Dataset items
-.-.-

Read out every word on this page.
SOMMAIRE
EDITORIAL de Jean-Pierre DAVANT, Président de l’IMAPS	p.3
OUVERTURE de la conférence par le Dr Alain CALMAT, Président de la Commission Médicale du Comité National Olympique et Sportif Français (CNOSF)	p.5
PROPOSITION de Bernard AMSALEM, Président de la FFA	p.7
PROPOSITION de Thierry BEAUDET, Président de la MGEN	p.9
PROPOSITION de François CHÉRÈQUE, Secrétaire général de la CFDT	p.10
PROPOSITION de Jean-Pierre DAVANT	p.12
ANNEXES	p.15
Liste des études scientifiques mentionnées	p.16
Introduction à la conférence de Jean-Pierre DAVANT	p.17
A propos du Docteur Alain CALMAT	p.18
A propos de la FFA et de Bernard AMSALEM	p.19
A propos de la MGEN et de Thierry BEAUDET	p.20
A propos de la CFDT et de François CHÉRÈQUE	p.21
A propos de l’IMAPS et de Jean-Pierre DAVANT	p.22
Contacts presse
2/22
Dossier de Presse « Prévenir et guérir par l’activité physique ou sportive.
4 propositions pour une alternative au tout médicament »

-.-.-

### [CHALLENGE]
Every record above must be duplicated exactly.

### [ANSWER TO THE PROBLEM]
Read out every word on this page.
SOMMAIRE
EDITORIAL de Jean-Pierre DAVANT, Président de l’IMAPS	p.3
OUVERTURE de la conférence par le Dr Alain CALMAT, Président de la Commission Médicale du Comité National Olympique et Sportif Français (CNOSF)	p.5
PROPOSITION de Bernard AMSALEM, Président de la FFA	p.7
PROPOSITION de Thierry BEAUDET, Président de la MGEN	p.9
PROPOSITION de François CHÉRÈQUE, Secrétaire général de la CFDT	p.10
PROPOSITION de Jean-Pierre DAVANT	p.12
ANNEXES	p.15
Liste des études scientifiques mentionnées	p.16
Introduction à la conférence de Jean-Pierre DAVANT	p.17
A propos du Docteur Alain CALMAT	p.18
A propos de la FFA et de Bernard AMSALEM	p.19
A propos de la MGEN et de Thierry BEAUDET	p.20
A propos de la CFDT et de François CHÉRÈQUE	p.21
A propos de l’IMAPS et de Jean-Pierre DAVANT	p.22
Contacts presse
2/22
Dossier de Presse « Prévenir et guérir par l’activité physique ou sportive.
4 propositions pour une alternative au tout médicament »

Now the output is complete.